--- Start of Data to process ---

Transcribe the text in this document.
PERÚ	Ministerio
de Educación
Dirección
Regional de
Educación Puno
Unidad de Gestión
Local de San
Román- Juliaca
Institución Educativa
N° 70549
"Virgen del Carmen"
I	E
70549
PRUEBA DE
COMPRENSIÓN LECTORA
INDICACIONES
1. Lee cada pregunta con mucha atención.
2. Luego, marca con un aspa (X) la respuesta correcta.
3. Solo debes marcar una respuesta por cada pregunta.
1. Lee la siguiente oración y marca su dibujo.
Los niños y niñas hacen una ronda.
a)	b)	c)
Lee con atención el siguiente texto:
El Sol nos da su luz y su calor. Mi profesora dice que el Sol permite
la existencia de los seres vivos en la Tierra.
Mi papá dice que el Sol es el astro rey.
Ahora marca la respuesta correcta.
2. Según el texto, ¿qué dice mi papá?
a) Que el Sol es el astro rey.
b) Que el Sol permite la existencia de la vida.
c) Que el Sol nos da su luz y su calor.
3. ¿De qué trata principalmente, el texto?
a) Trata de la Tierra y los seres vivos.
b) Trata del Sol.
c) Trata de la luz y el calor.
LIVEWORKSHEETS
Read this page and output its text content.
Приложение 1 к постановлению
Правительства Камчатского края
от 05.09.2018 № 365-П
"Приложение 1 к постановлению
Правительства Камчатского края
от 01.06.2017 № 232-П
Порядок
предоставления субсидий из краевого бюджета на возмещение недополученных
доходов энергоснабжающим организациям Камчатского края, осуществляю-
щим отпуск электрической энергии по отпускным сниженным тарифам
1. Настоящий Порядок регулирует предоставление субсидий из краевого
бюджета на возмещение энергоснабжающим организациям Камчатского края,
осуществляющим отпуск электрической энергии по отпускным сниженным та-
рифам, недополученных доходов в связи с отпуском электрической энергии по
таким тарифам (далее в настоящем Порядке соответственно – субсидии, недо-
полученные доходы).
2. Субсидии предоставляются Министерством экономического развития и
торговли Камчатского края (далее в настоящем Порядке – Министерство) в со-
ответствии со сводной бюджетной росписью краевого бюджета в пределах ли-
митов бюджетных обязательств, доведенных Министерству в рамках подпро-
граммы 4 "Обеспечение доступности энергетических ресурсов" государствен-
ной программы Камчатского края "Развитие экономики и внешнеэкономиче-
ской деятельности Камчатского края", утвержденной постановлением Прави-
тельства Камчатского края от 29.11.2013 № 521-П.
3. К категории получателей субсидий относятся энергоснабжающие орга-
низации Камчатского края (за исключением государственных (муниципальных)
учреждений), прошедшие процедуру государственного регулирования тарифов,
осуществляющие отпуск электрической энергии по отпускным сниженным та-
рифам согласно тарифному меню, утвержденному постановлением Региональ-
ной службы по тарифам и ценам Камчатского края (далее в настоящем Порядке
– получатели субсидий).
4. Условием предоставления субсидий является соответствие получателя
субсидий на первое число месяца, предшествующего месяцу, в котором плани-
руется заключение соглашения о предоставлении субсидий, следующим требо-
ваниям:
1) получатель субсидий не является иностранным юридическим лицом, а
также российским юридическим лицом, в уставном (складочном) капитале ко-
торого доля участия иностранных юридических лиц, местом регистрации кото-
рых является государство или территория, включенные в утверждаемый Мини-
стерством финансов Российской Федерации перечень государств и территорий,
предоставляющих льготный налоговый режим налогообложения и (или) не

--- End of Data to process ---

--- Instructions for the task ---
Search the data above for lines holding "Камчатского" and copy each of them.

--- Response to the exercise ---
Правительства Камчатского края
Правительства Камчатского края
доходов энергоснабжающим организациям Камчатского края, осуществляю-
бюджета на возмещение энергоснабжающим организациям Камчатского края,
торговли Камчатского края (далее в настоящем Порядке – Министерство) в со-
ной программы Камчатского края "Развитие экономики и внешнеэкономиче-
ской деятельности Камчатского края", утвержденной постановлением Прави-
тельства Камчатского края от 29.11.2013 № 521-П.
низации Камчатского края (за исключением государственных (муниципальных)
ной службы по тарифам и ценам Камчатского края (далее в настоящем Порядке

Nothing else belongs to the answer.